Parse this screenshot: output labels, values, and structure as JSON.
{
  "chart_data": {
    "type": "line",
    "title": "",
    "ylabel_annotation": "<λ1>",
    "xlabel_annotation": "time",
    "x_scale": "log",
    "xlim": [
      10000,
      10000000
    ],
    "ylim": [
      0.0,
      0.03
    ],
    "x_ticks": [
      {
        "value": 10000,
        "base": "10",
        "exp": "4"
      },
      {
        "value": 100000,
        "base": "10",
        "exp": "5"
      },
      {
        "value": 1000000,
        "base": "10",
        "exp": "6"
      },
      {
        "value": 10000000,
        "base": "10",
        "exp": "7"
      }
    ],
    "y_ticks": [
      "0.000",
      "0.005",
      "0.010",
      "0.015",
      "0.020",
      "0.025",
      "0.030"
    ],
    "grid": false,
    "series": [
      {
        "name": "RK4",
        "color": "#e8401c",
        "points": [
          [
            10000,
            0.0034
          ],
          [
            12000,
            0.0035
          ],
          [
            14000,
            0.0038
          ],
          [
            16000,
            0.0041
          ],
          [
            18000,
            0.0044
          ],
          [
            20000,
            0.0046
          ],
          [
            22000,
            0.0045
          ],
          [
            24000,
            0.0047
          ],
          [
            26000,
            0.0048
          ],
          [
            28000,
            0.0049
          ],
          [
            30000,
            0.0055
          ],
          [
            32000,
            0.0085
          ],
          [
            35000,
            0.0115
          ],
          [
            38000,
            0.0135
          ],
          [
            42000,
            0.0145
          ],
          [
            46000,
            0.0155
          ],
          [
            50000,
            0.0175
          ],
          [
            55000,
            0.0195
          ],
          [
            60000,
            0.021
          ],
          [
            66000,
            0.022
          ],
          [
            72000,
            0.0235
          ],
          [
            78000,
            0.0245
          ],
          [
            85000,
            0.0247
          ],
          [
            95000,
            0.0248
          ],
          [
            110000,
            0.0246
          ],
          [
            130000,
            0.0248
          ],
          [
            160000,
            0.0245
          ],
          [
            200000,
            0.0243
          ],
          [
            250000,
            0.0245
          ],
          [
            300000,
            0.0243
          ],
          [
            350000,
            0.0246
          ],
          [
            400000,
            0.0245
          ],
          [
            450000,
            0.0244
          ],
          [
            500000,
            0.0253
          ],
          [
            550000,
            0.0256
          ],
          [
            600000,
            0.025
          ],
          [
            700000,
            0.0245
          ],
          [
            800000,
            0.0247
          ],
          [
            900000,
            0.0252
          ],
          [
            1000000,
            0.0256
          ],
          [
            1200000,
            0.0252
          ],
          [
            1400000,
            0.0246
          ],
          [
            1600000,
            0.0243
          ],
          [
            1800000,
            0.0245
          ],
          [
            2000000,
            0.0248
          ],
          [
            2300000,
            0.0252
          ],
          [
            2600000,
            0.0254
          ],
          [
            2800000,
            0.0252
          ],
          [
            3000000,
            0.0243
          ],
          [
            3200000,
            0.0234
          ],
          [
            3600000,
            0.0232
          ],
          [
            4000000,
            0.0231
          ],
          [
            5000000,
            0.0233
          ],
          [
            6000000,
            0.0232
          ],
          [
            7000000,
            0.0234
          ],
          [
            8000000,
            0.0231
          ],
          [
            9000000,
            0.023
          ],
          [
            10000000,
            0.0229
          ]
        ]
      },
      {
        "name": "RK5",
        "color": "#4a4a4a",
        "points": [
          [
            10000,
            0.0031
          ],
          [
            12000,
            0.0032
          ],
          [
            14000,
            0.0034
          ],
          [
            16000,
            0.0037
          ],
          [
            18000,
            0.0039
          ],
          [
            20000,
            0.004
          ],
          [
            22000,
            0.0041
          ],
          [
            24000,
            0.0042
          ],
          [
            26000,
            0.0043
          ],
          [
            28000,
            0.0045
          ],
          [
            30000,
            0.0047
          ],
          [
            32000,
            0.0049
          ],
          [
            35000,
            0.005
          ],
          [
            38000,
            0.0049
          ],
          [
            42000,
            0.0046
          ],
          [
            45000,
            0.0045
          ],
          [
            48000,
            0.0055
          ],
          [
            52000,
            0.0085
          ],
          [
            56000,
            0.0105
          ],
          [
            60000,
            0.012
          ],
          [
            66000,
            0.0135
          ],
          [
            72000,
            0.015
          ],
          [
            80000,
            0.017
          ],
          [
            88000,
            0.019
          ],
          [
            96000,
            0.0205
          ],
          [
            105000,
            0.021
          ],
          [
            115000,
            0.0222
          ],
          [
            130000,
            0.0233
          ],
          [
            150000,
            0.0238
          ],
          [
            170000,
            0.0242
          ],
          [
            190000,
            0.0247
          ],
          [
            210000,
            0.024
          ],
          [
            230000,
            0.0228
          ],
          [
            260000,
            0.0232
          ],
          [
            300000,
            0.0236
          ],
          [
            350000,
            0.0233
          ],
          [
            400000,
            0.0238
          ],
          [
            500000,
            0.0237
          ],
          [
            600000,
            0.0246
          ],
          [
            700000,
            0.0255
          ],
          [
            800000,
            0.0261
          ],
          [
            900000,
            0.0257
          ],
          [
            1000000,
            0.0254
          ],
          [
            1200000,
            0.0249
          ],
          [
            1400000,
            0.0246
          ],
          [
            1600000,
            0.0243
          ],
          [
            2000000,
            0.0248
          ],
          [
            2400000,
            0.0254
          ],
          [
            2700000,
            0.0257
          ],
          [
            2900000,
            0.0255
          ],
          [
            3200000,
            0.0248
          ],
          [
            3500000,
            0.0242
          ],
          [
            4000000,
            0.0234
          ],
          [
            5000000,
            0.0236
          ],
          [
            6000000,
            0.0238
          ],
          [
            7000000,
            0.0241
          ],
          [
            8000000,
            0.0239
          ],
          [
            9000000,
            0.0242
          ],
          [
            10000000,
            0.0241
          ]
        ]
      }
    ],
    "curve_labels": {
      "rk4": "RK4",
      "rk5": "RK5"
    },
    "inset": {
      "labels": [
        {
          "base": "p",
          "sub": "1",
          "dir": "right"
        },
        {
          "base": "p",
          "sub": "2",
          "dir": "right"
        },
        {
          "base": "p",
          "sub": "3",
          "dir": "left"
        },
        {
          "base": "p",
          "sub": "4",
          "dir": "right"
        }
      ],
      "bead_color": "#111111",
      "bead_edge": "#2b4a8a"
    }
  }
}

____

## [Given exercise]
Transcribe the records above exactly as they appear.

## [Right answer]
Parse this screenshot: output labels, values, and structure as JSON.
{
  "chart_data": {
    "type": "line",
    "title": "",
    "ylabel_annotation": "<λ1>",
    "xlabel_annotation": "time",
    "x_scale": "log",
    "xlim": [
      10000,
      10000000
    ],
    "ylim": [
      0.0,
      0.03
    ],
    "x_ticks": [
      {
        "value": 10000,
        "base": "10",
        "exp": "4"
      },
      {
        "value": 100000,
        "base": "10",
        "exp": "5"
      },
      {
        "value": 1000000,
        "base": "10",
        "exp": "6"
      },
      {
        "value": 10000000,
        "base": "10",
        "exp": "7"
      }
    ],
    "y_ticks": [
      "0.000",
      "0.005",
      "0.010",
      "0.015",
      "0.020",
      "0.025",
      "0.030"
    ],
    "grid": false,
    "series": [
      {
        "name": "RK4",
        "color": "#e8401c",
        "points": [
          [
            10000,
            0.0034
          ],
          [
            12000,
            0.0035
          ],
          [
            14000,
            0.0038
          ],
          [
            16000,
            0.0041
          ],
          [
            18000,
            0.0044
          ],
          [
            20000,
            0.0046
          ],
          [
            22000,
            0.0045
          ],
          [
            24000,
            0.0047
          ],
          [
            26000,
            0.0048
          ],
          [
            28000,
            0.0049
          ],
          [
            30000,
            0.0055
          ],
          [
            32000,
            0.0085
          ],
          [
            35000,
            0.0115
          ],
          [
            38000,
            0.0135
          ],
          [
            42000,
            0.0145
          ],
          [
            46000,
            0.0155
          ],
          [
            50000,
            0.0175
          ],
          [
            55000,
            0.0195
          ],
          [
            60000,
            0.021
          ],
          [
            66000,
            0.022
          ],
          [
            72000,
            0.0235
          ],
          [
            78000,
            0.0245
          ],
          [
            85000,
            0.0247
          ],
          [
            95000,
            0.0248
          ],
          [
            110000,
            0.0246
          ],
          [
            130000,
            0.0248
          ],
          [
            160000,
            0.0245
          ],
          [
            200000,
            0.0243
          ],
          [
            250000,
            0.0245
          ],
          [
            300000,
            0.0243
          ],
          [
            350000,
            0.0246
          ],
          [
            400000,
            0.0245
          ],
          [
            450000,
            0.0244
          ],
          [
            500000,
            0.0253
          ],
          [
            550000,
            0.0256
          ],
          [
            600000,
            0.025
          ],
          [
            700000,
            0.0245
          ],
          [
            800000,
            0.0247
          ],
          [
            900000,
            0.0252
          ],
          [
            1000000,
            0.0256
          ],
          [
            1200000,
            0.0252
          ],
          [
            1400000,
            0.0246
          ],
          [
            1600000,
            0.0243
          ],
          [
            1800000,
            0.0245
          ],
          [
            2000000,
            0.0248
          ],
          [
            2300000,
            0.0252
          ],
          [
            2600000,
            0.0254
          ],
          [
            2800000,
            0.0252
          ],
          [
            3000000,
            0.0243
          ],
          [
            3200000,
            0.0234
          ],
          [
            3600000,
            0.0232
          ],
          [
            4000000,
            0.0231
          ],
          [
            5000000,
            0.0233
          ],
          [
            6000000,
            0.0232
          ],
          [
            7000000,
            0.0234
          ],
          [
            8000000,
            0.0231
          ],
          [
            9000000,
            0.023
          ],
          [
            10000000,
            0.0229
          ]
        ]
      },
      {
        "name": "RK5",
        "color": "#4a4a4a",
        "points": [
          [
            10000,
            0.0031
          ],
          [
            12000,
            0.0032
          ],
          [
            14000,
            0.0034
          ],
          [
            16000,
            0.0037
          ],
          [
            18000,
            0.0039
          ],
          [
            20000,
            0.004
          ],
          [
            22000,
            0.0041
          ],
          [
            24000,
            0.0042
          ],
          [
            26000,
            0.0043
          ],
          [
            28000,
            0.0045
          ],
          [
            30000,
            0.0047
          ],
          [
            32000,
            0.0049
          ],
          [
            35000,
            0.005
          ],
          [
            38000,
            0.0049
          ],
          [
            42000,
            0.0046
          ],
          [
            45000,
            0.0045
          ],
          [
            48000,
            0.0055
          ],
          [
            52000,
            0.0085
          ],
          [
            56000,
            0.0105
          ],
          [
            60000,
            0.012
          ],
          [
            66000,
            0.0135
          ],
          [
            72000,
            0.015
          ],
          [
            80000,
            0.017
          ],
          [
            88000,
            0.019
          ],
          [
            96000,
            0.0205
          ],
          [
            105000,
            0.021
          ],
          [
            115000,
            0.0222
          ],
          [
            130000,
            0.0233
          ],
          [
            150000,
            0.0238
          ],
          [
            170000,
            0.0242
          ],
          [
            190000,
            0.0247
          ],
          [
            210000,
            0.024
          ],
          [
            230000,
            0.0228
          ],
          [
            260000,
            0.0232
          ],
          [
            300000,
            0.0236
          ],
          [
            350000,
            0.0233
          ],
          [
            400000,
            0.0238
          ],
          [
            500000,
            0.0237
          ],
          [
            600000,
            0.0246
          ],
          [
            700000,
            0.0255
          ],
          [
            800000,
            0.0261
          ],
          [
            900000,
            0.0257
          ],
          [
            1000000,
            0.0254
          ],
          [
            1200000,
            0.0249
          ],
          [
            1400000,
            0.0246
          ],
          [
            1600000,
            0.0243
          ],
          [
            2000000,
            0.0248
          ],
          [
            2400000,
            0.0254
          ],
          [
            2700000,
            0.0257
          ],
          [
            2900000,
            0.0255
          ],
          [
            3200000,
            0.0248
          ],
          [
            3500000,
            0.0242
          ],
          [
            4000000,
            0.0234
          ],
          [
            5000000,
            0.0236
          ],
          [
            6000000,
            0.0238
          ],
          [
            7000000,
            0.0241
          ],
          [
            8000000,
            0.0239
          ],
          [
            9000000,
            0.0242
          ],
          [
            10000000,
            0.0241
          ]
        ]
      }
    ],
    "curve_labels": {
      "rk4": "RK4",
      "rk5": "RK5"
    },
    "inset": {
      "labels": [
        {
          "base": "p",
          "sub": "1",
          "dir": "right"
        },
        {
          "base": "p",
          "sub": "2",
          "dir": "right"
        },
        {
          "base": "p",
          "sub": "3",
          "dir": "left"
        },
        {
          "base": "p",
          "sub": "4",
          "dir": "right"
        }
      ],
      "bead_color": "#111111",
      "bead_edge": "#2b4a8a"
    }
  }
}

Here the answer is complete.